=== RECORDED DATA ===
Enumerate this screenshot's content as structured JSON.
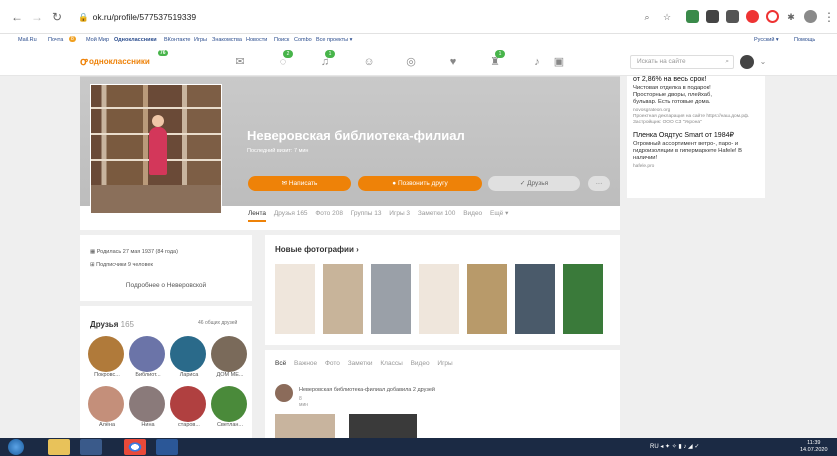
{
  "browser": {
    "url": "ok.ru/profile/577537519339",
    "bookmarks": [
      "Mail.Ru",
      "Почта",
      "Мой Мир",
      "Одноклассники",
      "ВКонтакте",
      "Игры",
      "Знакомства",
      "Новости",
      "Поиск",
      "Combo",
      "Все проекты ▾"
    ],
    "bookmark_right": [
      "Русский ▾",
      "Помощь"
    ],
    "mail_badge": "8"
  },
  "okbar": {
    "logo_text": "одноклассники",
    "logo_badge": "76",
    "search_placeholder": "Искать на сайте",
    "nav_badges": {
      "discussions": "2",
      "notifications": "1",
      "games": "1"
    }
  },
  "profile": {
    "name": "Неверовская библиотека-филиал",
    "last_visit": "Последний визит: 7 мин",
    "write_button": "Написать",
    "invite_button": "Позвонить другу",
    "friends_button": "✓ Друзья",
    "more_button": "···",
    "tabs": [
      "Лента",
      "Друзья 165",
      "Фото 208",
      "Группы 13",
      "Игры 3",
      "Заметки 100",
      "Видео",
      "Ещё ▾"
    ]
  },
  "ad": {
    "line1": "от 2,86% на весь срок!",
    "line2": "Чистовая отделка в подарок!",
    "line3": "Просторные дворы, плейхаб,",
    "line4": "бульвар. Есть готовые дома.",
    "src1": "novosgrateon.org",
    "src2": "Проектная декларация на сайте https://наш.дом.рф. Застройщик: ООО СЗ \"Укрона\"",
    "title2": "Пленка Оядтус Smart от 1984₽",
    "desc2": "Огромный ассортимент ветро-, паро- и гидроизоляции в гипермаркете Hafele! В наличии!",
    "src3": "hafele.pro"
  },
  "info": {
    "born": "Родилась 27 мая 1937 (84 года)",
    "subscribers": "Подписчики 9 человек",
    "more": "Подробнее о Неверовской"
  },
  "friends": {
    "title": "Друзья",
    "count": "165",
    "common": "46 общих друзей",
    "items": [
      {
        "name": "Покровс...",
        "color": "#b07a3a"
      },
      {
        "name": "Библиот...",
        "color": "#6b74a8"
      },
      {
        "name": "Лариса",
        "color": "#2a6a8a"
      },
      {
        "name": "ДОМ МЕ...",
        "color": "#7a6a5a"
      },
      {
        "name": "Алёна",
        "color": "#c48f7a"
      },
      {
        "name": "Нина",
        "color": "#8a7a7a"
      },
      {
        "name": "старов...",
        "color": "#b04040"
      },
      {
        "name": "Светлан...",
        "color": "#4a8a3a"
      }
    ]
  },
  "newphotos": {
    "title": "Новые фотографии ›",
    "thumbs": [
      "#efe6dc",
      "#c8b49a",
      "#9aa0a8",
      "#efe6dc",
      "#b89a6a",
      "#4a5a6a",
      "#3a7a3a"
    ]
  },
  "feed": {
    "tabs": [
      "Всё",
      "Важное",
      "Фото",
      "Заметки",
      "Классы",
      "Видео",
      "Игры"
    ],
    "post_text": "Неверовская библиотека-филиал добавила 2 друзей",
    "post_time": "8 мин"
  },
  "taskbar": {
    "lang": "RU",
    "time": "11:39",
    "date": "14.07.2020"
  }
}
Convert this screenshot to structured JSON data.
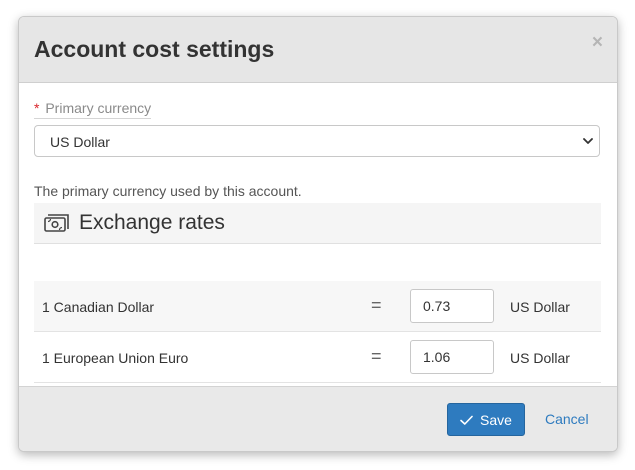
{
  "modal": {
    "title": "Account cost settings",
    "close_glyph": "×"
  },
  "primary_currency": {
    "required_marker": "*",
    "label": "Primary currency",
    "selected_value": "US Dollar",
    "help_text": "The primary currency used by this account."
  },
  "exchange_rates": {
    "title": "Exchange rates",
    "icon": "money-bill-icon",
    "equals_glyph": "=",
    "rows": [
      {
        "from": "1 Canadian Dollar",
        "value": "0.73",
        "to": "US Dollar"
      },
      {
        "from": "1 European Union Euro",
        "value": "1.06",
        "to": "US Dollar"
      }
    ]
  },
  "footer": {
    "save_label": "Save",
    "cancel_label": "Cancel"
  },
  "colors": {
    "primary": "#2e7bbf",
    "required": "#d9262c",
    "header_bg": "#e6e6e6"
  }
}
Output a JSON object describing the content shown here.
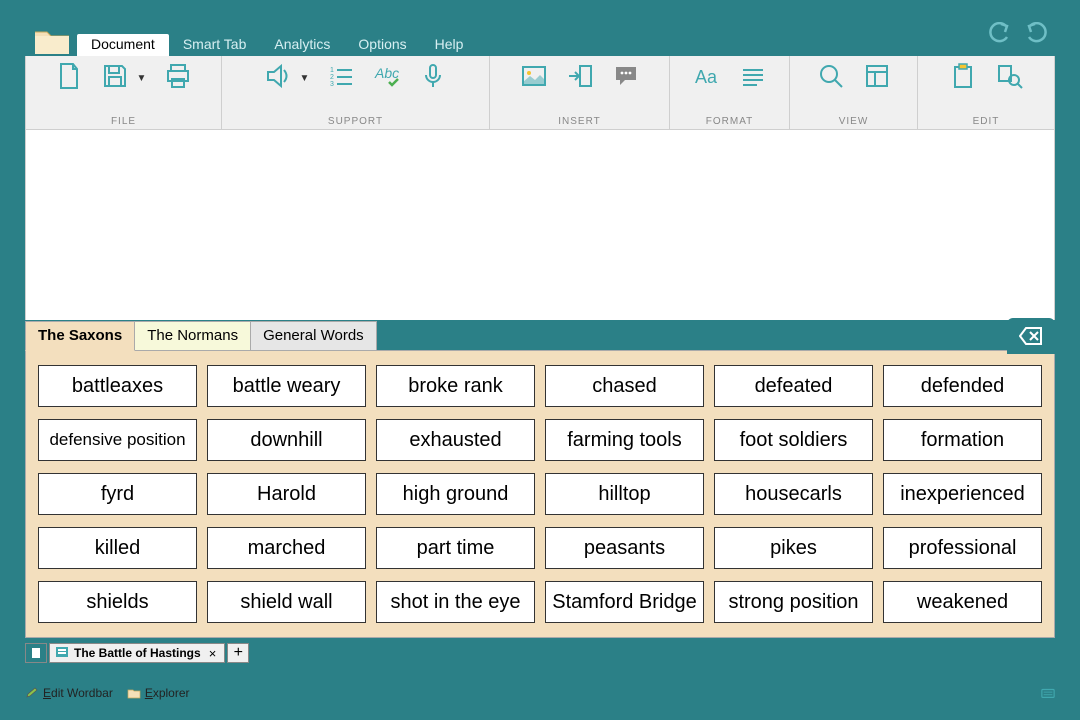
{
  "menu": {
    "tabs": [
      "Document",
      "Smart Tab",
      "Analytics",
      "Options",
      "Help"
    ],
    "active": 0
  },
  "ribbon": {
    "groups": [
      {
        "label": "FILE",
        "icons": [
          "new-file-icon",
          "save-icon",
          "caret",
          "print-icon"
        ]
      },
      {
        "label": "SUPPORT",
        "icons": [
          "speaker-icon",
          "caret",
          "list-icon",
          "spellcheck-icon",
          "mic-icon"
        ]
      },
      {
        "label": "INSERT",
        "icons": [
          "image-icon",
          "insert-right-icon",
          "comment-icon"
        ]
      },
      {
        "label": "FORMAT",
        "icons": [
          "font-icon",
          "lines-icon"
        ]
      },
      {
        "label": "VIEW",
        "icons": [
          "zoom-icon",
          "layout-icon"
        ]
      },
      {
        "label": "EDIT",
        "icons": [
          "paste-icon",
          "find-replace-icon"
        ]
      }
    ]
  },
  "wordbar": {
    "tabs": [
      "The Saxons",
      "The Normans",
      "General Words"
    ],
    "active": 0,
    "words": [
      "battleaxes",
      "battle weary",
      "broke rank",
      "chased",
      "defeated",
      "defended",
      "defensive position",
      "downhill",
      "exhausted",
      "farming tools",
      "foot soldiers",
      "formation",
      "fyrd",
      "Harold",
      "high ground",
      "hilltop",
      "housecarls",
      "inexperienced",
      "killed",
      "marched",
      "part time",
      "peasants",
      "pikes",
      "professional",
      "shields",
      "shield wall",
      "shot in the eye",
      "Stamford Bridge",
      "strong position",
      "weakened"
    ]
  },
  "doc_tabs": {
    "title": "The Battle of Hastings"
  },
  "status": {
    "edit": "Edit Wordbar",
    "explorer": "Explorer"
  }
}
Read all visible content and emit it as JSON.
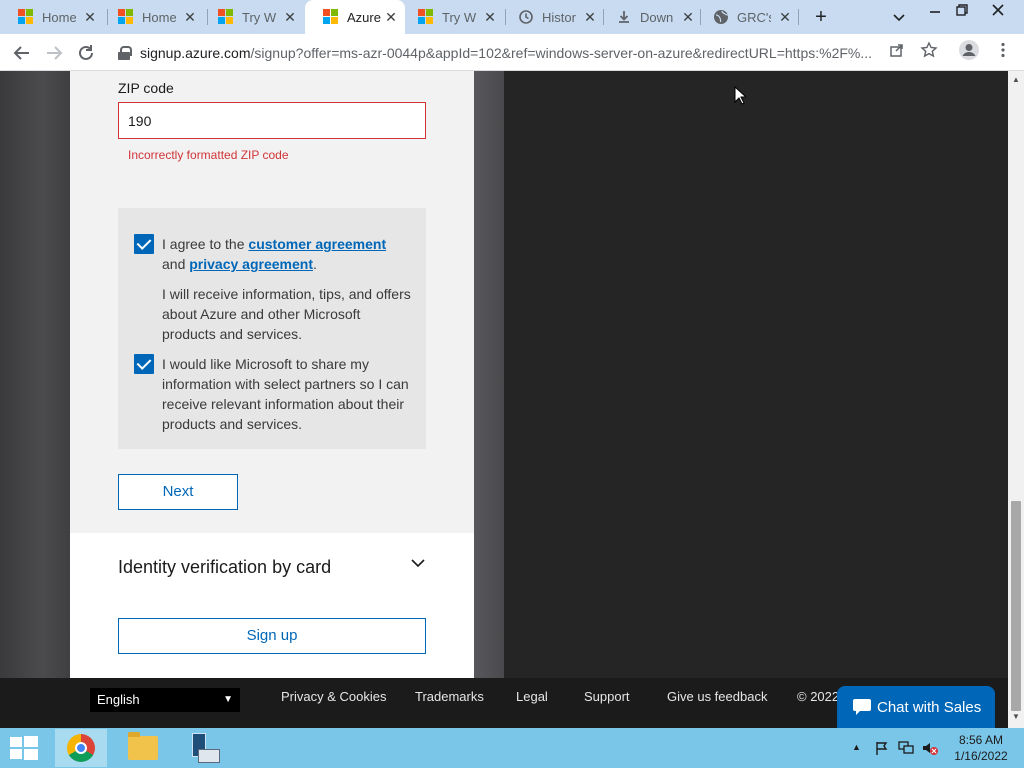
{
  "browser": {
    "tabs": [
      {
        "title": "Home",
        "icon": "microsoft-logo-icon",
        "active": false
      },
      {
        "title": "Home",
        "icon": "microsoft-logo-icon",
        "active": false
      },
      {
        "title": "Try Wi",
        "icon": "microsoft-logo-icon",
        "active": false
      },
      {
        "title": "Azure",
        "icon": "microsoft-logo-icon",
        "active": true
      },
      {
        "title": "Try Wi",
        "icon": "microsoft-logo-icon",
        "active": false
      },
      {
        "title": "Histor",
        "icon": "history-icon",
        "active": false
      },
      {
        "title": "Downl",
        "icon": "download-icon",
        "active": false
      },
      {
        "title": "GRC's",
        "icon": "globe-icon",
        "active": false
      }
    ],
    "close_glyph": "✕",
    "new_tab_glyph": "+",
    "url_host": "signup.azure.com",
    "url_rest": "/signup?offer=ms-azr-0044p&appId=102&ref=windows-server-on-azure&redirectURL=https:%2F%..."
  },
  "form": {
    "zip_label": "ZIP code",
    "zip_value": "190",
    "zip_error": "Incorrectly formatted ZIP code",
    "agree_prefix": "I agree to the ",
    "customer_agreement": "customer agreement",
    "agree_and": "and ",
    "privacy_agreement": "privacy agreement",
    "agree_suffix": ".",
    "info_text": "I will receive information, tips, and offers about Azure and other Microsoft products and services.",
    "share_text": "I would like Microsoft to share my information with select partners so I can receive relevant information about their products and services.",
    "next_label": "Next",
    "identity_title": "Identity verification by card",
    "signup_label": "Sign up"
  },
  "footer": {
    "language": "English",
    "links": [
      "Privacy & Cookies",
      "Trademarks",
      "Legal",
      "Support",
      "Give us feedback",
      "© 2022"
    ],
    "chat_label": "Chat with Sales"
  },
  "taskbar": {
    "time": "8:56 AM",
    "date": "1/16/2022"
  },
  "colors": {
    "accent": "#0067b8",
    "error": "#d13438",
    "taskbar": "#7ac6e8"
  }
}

=== REQUEST ===
Report back each line of the entries that holds the string "with".

=== RESULT ===
    "share_text": "I would like Microsoft to share my information with select partners so I can receive relevant information about their products and services.",
    "chat_label": "Chat with Sales"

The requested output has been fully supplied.